──────── Source material ────────
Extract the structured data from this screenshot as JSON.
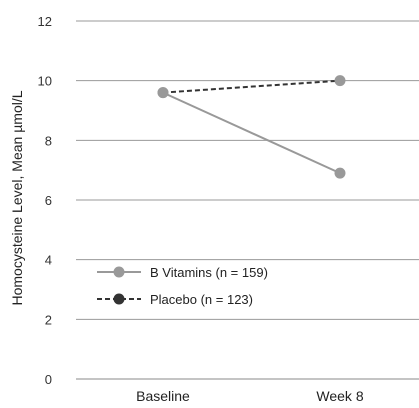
{
  "chart_data": {
    "type": "line",
    "ylabel": "Homocysteine Level, Mean µmol/L",
    "categories": [
      "Baseline",
      "Week 8"
    ],
    "ylim": [
      0,
      12
    ],
    "yticks": [
      0,
      2,
      4,
      6,
      8,
      10,
      12
    ],
    "grid": true,
    "legend_position": "bottom-left",
    "series": [
      {
        "name": "B Vitamins (n = 159)",
        "values": [
          9.6,
          6.9
        ],
        "color": "#999999",
        "style": "solid"
      },
      {
        "name": "Placebo (n = 123)",
        "values": [
          9.6,
          10.0
        ],
        "color": "#333333",
        "style": "dashed"
      }
    ]
  }
}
────────
• [Direction]:
Repeat all of the data above word for word, minus the pictures.

• [Final answer]:
Extract the structured data from this screenshot as JSON.
{
  "chart_data": {
    "type": "line",
    "ylabel": "Homocysteine Level, Mean µmol/L",
    "categories": [
      "Baseline",
      "Week 8"
    ],
    "ylim": [
      0,
      12
    ],
    "yticks": [
      0,
      2,
      4,
      6,
      8,
      10,
      12
    ],
    "grid": true,
    "legend_position": "bottom-left",
    "series": [
      {
        "name": "B Vitamins (n = 159)",
        "values": [
          9.6,
          6.9
        ],
        "color": "#999999",
        "style": "solid"
      },
      {
        "name": "Placebo (n = 123)",
        "values": [
          9.6,
          10.0
        ],
        "color": "#333333",
        "style": "dashed"
      }
    ]
  }
}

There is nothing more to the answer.